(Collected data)
▬▬▬▬▬▬▬▬▬▬

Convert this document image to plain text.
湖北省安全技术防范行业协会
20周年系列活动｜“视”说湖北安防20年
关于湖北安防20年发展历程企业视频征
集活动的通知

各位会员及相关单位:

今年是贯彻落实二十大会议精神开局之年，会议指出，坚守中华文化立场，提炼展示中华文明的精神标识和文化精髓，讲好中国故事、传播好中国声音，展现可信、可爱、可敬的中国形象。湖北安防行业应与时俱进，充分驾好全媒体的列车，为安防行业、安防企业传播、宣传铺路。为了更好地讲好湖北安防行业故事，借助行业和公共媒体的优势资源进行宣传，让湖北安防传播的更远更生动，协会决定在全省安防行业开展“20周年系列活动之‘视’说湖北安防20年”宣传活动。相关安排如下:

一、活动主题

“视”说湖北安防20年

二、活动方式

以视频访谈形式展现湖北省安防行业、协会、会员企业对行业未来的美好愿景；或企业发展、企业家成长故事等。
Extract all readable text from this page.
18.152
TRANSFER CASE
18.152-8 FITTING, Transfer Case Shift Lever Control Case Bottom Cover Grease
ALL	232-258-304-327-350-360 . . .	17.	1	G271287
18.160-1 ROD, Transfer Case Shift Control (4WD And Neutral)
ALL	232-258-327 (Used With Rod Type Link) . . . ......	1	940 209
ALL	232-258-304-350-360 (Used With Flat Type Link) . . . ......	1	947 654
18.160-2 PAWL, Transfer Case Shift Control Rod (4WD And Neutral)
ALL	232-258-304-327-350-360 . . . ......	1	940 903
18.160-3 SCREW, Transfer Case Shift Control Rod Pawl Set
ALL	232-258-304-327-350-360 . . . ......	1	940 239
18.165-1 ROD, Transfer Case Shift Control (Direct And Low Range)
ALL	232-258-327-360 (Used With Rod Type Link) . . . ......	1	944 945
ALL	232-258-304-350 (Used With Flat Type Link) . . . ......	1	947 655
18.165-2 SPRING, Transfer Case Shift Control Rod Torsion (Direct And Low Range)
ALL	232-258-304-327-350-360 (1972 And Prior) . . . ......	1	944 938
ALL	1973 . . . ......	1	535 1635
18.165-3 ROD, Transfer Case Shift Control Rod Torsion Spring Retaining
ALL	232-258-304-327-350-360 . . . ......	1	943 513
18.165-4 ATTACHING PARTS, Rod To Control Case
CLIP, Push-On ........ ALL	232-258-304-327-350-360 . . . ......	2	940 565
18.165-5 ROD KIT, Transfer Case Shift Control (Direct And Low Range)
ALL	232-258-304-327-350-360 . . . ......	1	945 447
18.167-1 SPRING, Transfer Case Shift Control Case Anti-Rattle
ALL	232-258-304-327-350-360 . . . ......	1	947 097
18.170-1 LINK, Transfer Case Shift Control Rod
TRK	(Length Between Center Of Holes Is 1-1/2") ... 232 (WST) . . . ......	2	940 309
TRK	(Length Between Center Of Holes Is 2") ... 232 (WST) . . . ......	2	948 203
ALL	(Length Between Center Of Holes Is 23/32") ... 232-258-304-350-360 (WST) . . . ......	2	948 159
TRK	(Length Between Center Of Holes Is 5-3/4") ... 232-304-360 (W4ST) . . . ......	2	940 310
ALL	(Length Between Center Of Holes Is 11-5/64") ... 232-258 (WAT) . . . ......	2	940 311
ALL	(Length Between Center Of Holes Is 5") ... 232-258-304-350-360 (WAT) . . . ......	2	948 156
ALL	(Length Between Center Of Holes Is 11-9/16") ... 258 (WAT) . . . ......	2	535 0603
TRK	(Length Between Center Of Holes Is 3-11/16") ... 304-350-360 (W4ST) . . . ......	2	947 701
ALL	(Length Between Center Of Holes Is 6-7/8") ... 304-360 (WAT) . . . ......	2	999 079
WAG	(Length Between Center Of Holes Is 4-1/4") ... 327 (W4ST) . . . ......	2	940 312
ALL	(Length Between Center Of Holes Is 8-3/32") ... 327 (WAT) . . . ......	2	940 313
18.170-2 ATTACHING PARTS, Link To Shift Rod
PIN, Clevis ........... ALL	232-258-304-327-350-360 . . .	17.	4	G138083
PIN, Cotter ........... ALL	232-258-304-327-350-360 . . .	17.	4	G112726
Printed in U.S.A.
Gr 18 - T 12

▬▬▬▬▬▬▬▬▬▬

— THE REQUEST —
Pick out every line with the string "Type" and copy it.

— SOLUTION TO THIS PROBLEM —
ALL	232-258-327 (Used With Rod Type Link) . . . ......	1	940 209
ALL	232-258-304-350-360 (Used With Flat Type Link) . . . ......	1	947 654
ALL	232-258-327-360 (Used With Rod Type Link) . . . ......	1	944 945
ALL	232-258-304-350 (Used With Flat Type Link) . . . ......	1	947 655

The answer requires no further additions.